§ Tugas singkat
Tuliskan lanjutan teks tentang pemutusan hubungan kerja, dimulai tepat setelah kalimat terakhirnya.

§ Cuplikan teks

Sabtu, 18 Januari 2020

PEMUTUSAN HUBUNGAN KERJA


PEMUTUSAN HUBUNGAN KERJA

A.  Pengertian Pemutusan Hubungan Kerja
Pemutusan Hubungan Kerja (PHK) adalah pengakhiran hubungan kerja antara perusahaan dengan pekerja yang terjadi karena berbagai sebab. Undang-Undang No. 13 Tahun 2003 tentang Ketenagakerjaan memberikan pengertian PHK adalah pengakhiran hubungan kerja karena suatu hal tertentu yang mengakibatkan berakhirnya hak dan kewajiban antara buruh/pekerja dengan pengusaha. (Husni, 2003)
Sedangkan menurut Halim (1990: 136) bahwa Pemutusan Hubungan Kerja (PHK) adalah suatu langkah pengakhiran hubungan kerja antara buruh dan majikan karena suatu hal tertentu. Menurut Pasal 1 ayat 4 Keputusan Menteri Tenaga Kerja No. KEP-15A/MEN/1994, Pemutusan Hubungan Kerja (PHK) ialah pengakhiran hubungan kerja antara pengusaha dan pekerja berdasarkan izin Panitia Daerah atau Panitia Pusat.(Khakim,2003)
Dalam kondisi normal, pemutusan hubungan kerja akan menghasilkan sesuatu keadaan yang sangat membahagiakan. Setelah menjalankan tugas dan melakukan peran sesuai dengan tuntutan perusahaan, dan pengabdian kepada organisasi maka tiba saatnya seseorang untuk memperoleh penghargaan yang tinggi atas jerih payah dan usahanya tersebut. PHK sebagai manifestasi pensiun yang dilaksanakan pada kondisi tidak normal nampaknya masih merupakan ancaman yang mencemaskan karyawan. Dunia industri negara maju yang masih saja mencari upah buruh yang murah, senantiasa berusaha menempatkan investasinya di negara-negara yang lebih menjanjikan keuntungan yang besar, walaupun harus menutup dan merelokasi atau memindahkan pabriknya ke Negara lain.
Keadaan ini tentu saja berdampak PHK pada karyawan di negara yang ditinggalkan. Efisiensi yang diberlakukan oleh perusahaan pada dewasa ini, merupakan jawaban atas penambahan posisi-posisi yang tidak perlu di masa lalu, sehingga dilihat secara struktur organisasi, maka terjadi penggelembungan yang sangat besar. Ketika tuntutan efisiensi harus dipenuhi, maka restrukturisasi merupakan jawabannya. Di sini tentu saja terjadi pemangkasan posisi besar-besaran, sehingga PHK masih belum dapat dihindarkan. Ketika perekonomian dunia masih belum adil, dan program efisiensi yang dilakukan oleh para manajer terus digulirkan, maka PHK masih merupakan fenomena yang sangat mencemaskan, dan harus diantisipasi dengan penyediaan lapangan kerja dan pelatihan ketrampilan yang sesuai dengan kebutuhan masyarakat (mantan karyawan).


B.  Arti dan Sebab – Sebab PHK
Pemutusan Hubungan Kerja (PHK) adalah pengakhiran hubungan kerja karena suatu hal tertentu yang mengakibatkan berakhirnya hak dan kewajiban antara pekerja dan perusahaan/majikan. Hal ini dapat terjadi karena pengunduran diri, pemberhentian oleh perusahaan atau habis kontrak.

[Data koordinat tata letak]

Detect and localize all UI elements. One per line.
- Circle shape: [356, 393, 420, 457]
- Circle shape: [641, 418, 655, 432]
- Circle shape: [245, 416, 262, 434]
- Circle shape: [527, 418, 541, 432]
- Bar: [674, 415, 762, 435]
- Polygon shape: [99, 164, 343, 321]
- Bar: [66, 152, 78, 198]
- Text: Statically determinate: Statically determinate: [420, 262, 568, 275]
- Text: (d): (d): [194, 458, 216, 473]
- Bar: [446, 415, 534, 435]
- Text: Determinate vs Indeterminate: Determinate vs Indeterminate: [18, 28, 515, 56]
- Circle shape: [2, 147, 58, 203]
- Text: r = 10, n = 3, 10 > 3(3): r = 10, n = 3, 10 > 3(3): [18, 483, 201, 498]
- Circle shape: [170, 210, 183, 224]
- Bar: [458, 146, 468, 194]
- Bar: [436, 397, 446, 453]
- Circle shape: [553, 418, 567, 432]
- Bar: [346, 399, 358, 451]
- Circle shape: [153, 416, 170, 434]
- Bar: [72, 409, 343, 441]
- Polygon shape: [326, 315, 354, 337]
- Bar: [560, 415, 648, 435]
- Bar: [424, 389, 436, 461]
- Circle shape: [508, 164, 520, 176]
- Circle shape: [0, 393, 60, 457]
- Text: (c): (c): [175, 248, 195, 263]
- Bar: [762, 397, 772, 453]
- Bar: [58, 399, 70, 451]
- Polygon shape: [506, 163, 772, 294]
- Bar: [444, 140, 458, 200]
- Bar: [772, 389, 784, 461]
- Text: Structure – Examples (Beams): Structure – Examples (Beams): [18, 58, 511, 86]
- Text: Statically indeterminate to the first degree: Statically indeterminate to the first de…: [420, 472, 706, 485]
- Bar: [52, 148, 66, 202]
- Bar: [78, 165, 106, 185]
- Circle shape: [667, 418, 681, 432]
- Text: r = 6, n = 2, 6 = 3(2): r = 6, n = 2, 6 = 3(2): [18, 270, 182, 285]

§ Hasil latihan
Penyebab hubungan kerja dapat berakhir
Menurut pasal 61 Undang – Undang No. 13 tahun 2003 mengenai tenaga kerja, perjanjian kerja dapat berakhir apabila :
1.      pekerja meninggal dunia
2.      jangka waktu kontak kerja telah berakhir
3.      adanya putusan pengadilan atau penetapan lembaga penyelesaian perselisihan hubungan industrial yang telah mempunyai kekuatan hukum tetap
4.      adanya keadaan atau kejadian tertentu yang dicantumkan dalam perjanjian kerja, peraturan perusahaan, atau perjanjian kerja bersama yang dapat menyebabkan berakhirnya hubungan kerja.
Jadi, pihak yang mengakhiri perjanjian kerja sebelum jangka waktu yang ditentukan, wajib membayar ganti rugi kepada pihak lainnya sebesar upah pekerja/buruh sampai batas waktu berakhirnya jangka waktu perjanjian kerja.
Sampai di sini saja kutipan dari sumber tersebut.